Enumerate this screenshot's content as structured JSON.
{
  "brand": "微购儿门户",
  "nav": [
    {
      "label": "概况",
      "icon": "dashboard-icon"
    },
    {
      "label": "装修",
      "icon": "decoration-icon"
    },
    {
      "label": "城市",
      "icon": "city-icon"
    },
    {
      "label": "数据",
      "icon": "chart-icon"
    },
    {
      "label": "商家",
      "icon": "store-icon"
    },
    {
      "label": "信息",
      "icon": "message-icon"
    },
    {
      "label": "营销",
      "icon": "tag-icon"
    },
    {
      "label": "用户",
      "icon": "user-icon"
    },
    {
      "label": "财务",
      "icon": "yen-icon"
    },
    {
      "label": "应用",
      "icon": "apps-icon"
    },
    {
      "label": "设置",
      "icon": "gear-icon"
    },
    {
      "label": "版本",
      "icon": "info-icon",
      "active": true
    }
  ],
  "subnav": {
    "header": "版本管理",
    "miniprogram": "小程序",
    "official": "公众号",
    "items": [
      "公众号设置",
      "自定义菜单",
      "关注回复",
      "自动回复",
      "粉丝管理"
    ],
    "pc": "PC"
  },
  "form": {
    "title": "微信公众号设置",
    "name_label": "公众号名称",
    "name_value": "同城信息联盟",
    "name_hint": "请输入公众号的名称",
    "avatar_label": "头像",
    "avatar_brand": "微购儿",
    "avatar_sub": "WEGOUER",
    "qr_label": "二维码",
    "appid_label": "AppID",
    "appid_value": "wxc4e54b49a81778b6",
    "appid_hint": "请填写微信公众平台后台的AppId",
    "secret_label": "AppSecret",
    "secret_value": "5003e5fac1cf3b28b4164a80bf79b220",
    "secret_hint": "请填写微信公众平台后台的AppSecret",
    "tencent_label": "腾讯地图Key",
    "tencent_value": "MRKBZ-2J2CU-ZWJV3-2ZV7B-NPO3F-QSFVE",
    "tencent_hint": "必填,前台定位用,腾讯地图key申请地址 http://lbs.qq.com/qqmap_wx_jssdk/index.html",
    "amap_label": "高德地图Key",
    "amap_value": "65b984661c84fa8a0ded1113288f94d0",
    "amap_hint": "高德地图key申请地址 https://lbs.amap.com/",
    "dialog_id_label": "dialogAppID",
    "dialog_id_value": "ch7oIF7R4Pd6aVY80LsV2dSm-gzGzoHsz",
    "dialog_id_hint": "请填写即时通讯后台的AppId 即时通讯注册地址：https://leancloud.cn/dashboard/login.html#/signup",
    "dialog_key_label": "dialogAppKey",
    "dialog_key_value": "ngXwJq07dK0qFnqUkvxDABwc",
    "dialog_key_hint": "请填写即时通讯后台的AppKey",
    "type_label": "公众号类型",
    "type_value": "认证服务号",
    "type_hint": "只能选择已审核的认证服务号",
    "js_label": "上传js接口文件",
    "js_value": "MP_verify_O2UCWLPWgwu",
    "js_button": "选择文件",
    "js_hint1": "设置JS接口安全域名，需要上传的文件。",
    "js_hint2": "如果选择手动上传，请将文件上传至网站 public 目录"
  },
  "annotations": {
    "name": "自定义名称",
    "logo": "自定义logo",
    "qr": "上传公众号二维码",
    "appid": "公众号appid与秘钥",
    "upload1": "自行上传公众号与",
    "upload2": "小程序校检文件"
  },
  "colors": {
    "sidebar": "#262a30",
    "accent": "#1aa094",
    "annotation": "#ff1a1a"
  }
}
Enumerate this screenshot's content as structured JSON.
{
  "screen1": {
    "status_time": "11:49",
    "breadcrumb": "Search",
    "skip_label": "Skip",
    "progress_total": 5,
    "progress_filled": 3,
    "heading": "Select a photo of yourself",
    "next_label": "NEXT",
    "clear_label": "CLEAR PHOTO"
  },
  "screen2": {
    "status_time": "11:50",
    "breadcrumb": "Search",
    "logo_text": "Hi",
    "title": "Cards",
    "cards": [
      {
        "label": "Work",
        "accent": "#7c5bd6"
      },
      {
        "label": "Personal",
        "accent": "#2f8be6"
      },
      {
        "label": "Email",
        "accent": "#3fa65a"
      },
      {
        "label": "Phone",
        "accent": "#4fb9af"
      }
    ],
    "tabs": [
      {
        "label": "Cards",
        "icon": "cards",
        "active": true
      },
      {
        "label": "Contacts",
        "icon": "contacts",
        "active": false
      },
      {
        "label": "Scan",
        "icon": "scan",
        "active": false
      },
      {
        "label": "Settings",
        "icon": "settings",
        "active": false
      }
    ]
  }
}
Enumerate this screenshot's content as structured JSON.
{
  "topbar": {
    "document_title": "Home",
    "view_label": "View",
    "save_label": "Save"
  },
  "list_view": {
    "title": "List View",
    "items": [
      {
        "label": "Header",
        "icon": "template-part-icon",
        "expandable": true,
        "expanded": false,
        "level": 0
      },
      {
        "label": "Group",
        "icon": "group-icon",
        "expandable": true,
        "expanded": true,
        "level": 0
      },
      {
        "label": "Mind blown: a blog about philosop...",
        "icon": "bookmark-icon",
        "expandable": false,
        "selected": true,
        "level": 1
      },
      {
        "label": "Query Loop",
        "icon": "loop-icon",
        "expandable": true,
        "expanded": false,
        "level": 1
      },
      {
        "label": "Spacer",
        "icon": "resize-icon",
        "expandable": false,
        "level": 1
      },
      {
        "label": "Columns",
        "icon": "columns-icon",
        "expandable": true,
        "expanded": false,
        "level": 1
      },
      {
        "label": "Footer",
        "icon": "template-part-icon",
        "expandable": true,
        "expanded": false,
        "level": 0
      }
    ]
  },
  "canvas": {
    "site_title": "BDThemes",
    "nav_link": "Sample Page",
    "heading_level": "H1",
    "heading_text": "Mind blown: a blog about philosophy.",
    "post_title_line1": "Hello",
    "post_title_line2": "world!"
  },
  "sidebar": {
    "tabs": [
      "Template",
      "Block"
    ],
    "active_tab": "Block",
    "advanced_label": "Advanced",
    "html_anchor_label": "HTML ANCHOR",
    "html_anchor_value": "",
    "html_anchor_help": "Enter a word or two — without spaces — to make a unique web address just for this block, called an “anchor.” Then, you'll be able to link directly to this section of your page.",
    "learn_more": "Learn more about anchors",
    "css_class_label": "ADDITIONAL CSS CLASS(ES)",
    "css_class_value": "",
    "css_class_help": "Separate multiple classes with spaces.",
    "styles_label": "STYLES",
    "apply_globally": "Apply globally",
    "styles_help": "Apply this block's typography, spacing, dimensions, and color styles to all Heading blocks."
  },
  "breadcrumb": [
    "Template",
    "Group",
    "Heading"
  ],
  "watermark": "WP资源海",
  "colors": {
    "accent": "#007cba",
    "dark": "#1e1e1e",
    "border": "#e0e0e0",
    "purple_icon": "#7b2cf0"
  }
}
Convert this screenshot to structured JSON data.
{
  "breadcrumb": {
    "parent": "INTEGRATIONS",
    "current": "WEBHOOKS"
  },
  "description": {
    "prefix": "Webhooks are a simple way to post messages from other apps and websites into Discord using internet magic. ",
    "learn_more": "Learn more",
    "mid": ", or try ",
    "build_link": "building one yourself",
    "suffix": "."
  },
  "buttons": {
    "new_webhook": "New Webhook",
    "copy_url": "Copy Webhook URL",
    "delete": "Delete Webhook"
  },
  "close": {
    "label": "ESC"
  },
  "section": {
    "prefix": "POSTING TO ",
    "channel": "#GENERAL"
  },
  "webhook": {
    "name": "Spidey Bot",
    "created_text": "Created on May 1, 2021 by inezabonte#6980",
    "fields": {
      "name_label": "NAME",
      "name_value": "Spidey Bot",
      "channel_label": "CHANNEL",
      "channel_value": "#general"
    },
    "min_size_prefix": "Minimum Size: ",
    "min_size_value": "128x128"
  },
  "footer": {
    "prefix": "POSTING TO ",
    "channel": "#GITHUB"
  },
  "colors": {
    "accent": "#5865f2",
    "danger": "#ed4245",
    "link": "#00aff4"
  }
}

What is needed: Starting at the line that contains "Convert this screenshot", retype each line through the end of the listing above and nothing else.

Answer in full:
Convert this screenshot to structured JSON data.
{
  "breadcrumb": {
    "parent": "INTEGRATIONS",
    "current": "WEBHOOKS"
  },
  "description": {
    "prefix": "Webhooks are a simple way to post messages from other apps and websites into Discord using internet magic. ",
    "learn_more": "Learn more",
    "mid": ", or try ",
    "build_link": "building one yourself",
    "suffix": "."
  },
  "buttons": {
    "new_webhook": "New Webhook",
    "copy_url": "Copy Webhook URL",
    "delete": "Delete Webhook"
  },
  "close": {
    "label": "ESC"
  },
  "section": {
    "prefix": "POSTING TO ",
    "channel": "#GENERAL"
  },
  "webhook": {
    "name": "Spidey Bot",
    "created_text": "Created on May 1, 2021 by inezabonte#6980",
    "fields": {
      "name_label": "NAME",
      "name_value": "Spidey Bot",
      "channel_label": "CHANNEL",
      "channel_value": "#general"
    },
    "min_size_prefix": "Minimum Size: ",
    "min_size_value": "128x128"
  },
  "footer": {
    "prefix": "POSTING TO ",
    "channel": "#GITHUB"
  },
  "colors": {
    "accent": "#5865f2",
    "danger": "#ed4245",
    "link": "#00aff4"
  }
}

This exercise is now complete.